___ DATA SUPPLIED
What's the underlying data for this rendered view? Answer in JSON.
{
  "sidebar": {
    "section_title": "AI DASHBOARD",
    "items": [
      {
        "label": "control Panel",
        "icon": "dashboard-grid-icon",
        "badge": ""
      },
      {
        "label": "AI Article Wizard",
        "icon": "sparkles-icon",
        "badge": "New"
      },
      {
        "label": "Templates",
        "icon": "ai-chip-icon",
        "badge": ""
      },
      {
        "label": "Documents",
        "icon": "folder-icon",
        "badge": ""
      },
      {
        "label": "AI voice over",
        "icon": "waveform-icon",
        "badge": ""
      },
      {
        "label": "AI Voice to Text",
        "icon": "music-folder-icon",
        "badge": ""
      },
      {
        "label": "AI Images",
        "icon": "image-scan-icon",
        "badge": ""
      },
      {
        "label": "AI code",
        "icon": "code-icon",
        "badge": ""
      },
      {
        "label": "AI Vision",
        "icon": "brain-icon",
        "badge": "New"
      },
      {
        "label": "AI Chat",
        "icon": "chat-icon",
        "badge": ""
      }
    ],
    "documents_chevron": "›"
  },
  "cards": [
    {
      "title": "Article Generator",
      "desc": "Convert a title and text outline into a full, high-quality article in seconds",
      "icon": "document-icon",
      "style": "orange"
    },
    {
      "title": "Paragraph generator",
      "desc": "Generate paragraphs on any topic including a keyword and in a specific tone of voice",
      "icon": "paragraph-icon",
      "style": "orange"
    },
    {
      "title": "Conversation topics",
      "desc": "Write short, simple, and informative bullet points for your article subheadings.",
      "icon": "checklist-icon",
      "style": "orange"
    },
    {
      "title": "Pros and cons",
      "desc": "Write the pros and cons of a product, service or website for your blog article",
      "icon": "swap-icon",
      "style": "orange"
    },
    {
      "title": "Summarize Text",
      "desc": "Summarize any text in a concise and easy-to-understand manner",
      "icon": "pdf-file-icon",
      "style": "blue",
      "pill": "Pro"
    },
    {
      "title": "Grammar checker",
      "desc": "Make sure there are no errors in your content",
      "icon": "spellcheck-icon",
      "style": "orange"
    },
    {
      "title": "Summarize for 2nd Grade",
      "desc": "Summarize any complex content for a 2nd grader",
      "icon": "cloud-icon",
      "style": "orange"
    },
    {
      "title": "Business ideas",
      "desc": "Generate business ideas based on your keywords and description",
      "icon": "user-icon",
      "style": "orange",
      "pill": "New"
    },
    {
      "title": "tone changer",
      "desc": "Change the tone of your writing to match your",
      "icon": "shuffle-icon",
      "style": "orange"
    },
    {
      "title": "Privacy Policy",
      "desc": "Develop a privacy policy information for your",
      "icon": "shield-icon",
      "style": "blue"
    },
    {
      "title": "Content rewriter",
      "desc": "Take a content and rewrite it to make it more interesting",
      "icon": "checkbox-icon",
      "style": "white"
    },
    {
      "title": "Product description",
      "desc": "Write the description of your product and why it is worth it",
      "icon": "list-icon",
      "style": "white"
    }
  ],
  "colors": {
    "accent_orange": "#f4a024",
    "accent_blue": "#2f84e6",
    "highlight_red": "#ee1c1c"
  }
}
______
-- REQUIRED WORK --
Make a copy of each line that contains the string "Summarize".

-- SOLVED PROBLEM --
      "title": "Summarize Text",
      "desc": "Summarize any text in a concise and easy-to-understand manner",
      "title": "Summarize for 2nd Grade",
      "desc": "Summarize any complex content for a 2nd grader",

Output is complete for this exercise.